• Data in this exercise
========================================

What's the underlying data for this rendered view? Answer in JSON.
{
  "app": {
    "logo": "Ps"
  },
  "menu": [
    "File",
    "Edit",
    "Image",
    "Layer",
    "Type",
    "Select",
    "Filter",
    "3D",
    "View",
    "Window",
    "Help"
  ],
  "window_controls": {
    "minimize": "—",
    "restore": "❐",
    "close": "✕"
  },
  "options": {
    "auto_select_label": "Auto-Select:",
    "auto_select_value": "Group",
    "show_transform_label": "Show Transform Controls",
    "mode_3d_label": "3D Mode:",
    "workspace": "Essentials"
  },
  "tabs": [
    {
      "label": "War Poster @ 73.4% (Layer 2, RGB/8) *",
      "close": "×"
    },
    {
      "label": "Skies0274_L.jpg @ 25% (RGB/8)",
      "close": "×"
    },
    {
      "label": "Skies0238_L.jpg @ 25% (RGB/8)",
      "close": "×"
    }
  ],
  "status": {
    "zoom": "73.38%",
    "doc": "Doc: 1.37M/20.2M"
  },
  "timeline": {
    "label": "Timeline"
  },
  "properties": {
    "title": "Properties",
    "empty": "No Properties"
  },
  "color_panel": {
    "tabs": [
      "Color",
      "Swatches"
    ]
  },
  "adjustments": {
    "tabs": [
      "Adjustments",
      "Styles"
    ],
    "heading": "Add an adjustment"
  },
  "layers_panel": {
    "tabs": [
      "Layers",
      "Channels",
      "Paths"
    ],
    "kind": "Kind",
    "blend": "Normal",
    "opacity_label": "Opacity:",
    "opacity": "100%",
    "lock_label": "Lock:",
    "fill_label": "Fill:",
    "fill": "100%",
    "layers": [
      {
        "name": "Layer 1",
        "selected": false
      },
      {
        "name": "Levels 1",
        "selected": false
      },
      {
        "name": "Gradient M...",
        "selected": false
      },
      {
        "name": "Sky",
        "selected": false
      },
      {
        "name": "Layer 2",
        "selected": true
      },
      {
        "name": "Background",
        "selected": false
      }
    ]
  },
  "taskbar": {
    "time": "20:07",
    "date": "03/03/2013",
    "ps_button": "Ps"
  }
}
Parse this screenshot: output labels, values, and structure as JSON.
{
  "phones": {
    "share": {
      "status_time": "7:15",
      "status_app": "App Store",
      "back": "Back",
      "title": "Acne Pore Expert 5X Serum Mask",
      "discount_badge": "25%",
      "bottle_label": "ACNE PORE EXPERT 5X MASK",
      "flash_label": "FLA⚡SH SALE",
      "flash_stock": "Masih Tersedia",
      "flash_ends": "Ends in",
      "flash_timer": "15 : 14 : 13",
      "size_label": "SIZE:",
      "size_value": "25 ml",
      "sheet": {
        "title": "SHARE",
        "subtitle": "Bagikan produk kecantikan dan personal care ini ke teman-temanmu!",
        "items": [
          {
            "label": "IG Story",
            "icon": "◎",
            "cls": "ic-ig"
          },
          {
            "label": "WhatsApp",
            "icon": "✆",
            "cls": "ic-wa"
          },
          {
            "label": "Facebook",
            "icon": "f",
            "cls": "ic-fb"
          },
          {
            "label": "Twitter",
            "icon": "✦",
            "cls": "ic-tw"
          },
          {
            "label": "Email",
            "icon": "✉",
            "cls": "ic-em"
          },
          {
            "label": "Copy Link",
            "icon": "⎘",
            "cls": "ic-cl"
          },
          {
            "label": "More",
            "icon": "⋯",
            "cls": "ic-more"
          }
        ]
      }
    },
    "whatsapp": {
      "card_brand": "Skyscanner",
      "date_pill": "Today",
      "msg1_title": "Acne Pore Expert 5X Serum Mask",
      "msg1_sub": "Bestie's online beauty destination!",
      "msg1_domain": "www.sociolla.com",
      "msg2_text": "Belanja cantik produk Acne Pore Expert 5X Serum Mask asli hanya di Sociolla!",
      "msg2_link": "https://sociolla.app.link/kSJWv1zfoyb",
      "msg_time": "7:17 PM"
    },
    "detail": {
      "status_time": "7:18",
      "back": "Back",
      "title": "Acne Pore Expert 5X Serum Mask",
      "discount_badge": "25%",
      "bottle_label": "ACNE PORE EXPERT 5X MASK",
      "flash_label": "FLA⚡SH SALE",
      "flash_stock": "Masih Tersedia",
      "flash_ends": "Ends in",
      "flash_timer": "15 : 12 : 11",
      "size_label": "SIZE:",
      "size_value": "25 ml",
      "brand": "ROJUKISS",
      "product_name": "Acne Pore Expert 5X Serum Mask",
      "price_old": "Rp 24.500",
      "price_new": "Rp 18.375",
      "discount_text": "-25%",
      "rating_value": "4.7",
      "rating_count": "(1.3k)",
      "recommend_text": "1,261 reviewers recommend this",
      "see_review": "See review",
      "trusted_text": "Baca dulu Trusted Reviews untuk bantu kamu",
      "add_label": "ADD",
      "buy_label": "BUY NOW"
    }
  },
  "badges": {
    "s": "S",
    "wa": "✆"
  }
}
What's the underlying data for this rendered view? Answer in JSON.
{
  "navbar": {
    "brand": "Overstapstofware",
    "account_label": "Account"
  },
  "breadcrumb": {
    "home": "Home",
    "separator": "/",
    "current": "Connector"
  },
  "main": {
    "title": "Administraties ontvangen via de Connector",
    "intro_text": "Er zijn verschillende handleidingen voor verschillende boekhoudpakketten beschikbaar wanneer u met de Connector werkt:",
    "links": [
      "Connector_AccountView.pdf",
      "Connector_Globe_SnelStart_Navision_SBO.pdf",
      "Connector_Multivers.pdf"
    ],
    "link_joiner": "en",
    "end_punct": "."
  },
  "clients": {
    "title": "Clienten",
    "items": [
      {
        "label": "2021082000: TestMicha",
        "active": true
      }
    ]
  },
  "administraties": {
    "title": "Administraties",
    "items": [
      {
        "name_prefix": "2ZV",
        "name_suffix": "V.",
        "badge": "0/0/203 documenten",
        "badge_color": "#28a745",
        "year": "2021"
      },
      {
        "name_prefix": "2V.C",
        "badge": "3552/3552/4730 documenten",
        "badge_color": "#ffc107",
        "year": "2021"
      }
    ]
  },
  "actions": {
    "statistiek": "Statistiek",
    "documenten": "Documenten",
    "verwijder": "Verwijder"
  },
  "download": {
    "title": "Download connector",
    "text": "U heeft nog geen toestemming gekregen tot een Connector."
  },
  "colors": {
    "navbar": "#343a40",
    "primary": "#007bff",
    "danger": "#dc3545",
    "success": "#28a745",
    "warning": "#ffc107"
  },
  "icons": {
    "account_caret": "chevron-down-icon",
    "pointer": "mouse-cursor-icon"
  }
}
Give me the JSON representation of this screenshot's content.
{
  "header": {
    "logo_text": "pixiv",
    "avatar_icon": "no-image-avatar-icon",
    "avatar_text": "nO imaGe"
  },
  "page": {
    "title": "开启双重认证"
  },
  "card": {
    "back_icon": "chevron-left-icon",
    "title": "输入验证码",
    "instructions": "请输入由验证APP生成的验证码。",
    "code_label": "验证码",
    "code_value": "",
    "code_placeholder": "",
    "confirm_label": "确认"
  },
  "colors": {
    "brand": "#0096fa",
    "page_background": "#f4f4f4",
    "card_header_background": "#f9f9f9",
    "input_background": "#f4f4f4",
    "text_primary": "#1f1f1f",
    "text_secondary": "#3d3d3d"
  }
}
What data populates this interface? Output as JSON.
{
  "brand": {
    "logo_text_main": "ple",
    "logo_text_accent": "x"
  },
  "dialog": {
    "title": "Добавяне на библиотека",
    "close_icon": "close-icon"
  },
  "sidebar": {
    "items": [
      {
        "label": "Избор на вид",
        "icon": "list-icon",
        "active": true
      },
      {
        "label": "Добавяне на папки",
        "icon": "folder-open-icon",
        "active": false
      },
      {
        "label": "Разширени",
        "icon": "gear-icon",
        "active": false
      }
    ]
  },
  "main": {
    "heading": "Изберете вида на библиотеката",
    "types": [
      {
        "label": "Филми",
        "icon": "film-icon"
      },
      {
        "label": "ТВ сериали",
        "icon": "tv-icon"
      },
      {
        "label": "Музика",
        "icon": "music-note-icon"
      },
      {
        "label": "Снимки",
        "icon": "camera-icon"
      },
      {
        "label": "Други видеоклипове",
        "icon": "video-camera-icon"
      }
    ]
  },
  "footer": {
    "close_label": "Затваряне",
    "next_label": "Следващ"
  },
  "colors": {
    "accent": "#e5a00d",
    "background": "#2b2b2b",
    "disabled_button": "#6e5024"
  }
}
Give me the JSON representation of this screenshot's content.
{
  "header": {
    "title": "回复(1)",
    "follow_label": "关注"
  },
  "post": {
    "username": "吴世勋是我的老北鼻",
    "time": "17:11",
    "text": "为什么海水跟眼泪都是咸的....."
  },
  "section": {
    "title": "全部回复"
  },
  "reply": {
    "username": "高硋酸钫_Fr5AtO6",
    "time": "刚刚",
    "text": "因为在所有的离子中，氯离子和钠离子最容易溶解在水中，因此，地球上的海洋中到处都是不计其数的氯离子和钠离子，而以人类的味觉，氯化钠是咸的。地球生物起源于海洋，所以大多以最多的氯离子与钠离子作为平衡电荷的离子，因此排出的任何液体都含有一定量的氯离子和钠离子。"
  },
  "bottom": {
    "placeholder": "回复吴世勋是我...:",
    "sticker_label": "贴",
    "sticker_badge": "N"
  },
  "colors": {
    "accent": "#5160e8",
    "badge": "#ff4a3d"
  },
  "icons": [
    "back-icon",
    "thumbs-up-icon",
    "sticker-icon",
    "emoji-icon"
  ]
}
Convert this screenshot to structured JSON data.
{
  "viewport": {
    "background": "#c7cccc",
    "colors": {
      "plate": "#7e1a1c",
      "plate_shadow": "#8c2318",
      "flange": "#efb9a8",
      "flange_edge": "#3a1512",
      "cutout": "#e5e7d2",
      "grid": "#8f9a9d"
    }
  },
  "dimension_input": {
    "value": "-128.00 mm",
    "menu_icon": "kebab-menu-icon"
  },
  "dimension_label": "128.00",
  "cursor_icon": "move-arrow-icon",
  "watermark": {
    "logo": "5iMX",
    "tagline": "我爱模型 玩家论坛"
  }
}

========================================

• Directions for this task
State how many lines above include the word "screenshot", and nothing more.

• Result below
4